Work required = Omit any picture, and return the remaining data exactly as written.

Data supplied =

- - -

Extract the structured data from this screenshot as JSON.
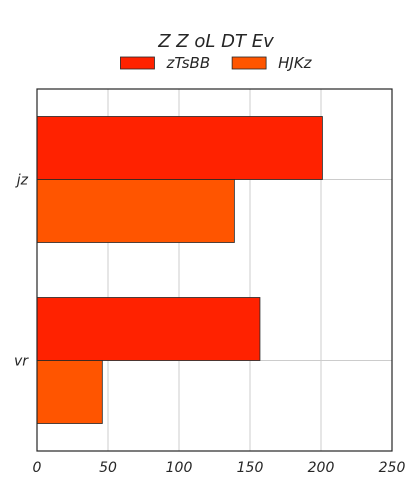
{
  "chart_data": {
    "type": "bar",
    "orientation": "horizontal",
    "title": "Z Z oL DT Ev",
    "xlabel": "",
    "ylabel": "",
    "categories": [
      "jz",
      "vr"
    ],
    "series": [
      {
        "name": "zTsBB",
        "values": [
          201,
          157
        ],
        "color": "#ff2200"
      },
      {
        "name": "HJKz",
        "values": [
          139,
          46
        ],
        "color": "#ff5500"
      }
    ],
    "xlim": [
      0,
      250
    ],
    "xticks": [
      0,
      50,
      100,
      150,
      200,
      250
    ],
    "grid": true,
    "legend_position": "top-center"
  }
}
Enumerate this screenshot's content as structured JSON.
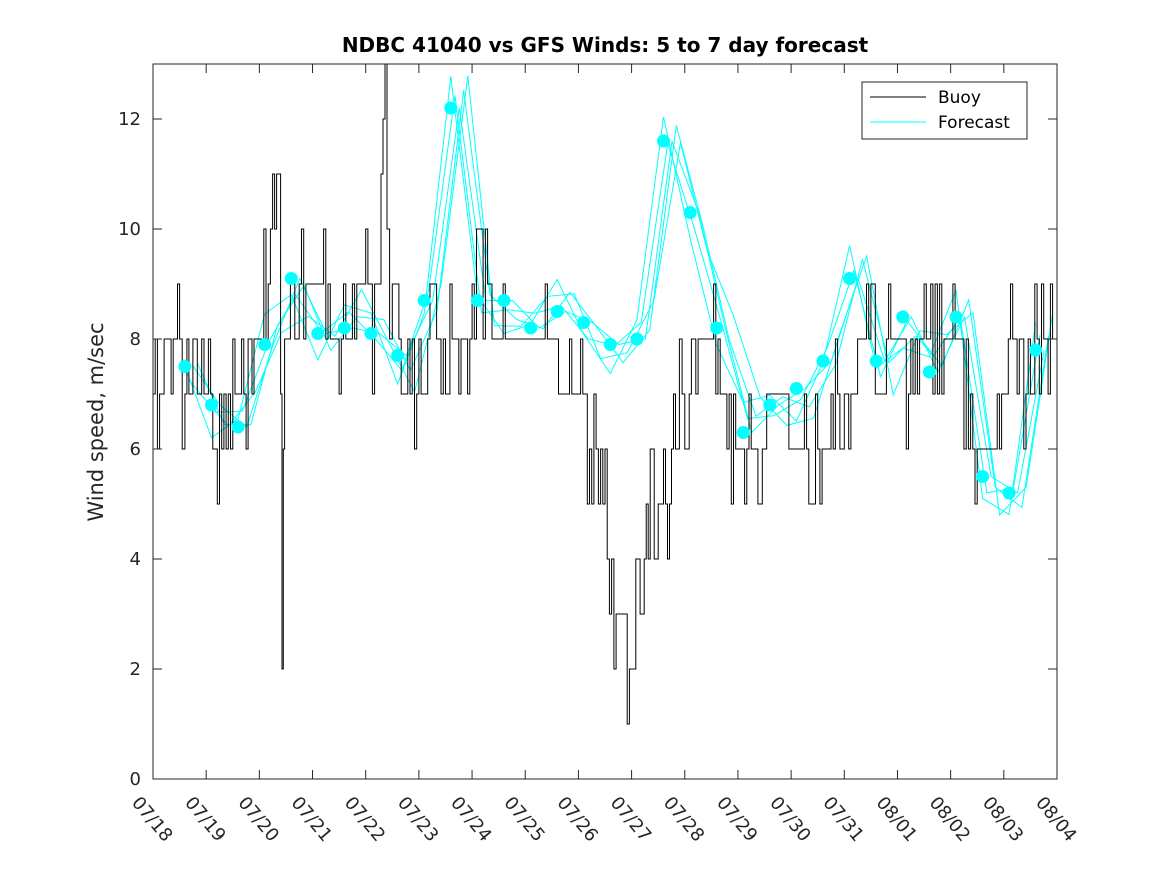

- - -

Task output =
Extract the structured data from this screenshot as JSON.
{
  "chart_data": {
    "type": "bar",
    "orientation": "horizontal",
    "title": "Z Z oL DT Ev",
    "xlabel": "",
    "ylabel": "",
    "categories": [
      "jz",
      "vr"
    ],
    "series": [
      {
        "name": "zTsBB",
        "values": [
          201,
          157
        ],
        "color": "#ff2200"
      },
      {
        "name": "HJKz",
        "values": [
          139,
          46
        ],
        "color": "#ff5500"
      }
    ],
    "xlim": [
      0,
      250
    ],
    "xticks": [
      0,
      50,
      100,
      150,
      200,
      250
    ],
    "grid": true,
    "legend_position": "top-center"
  }
}
Enumerate this screenshot's content as structured JSON.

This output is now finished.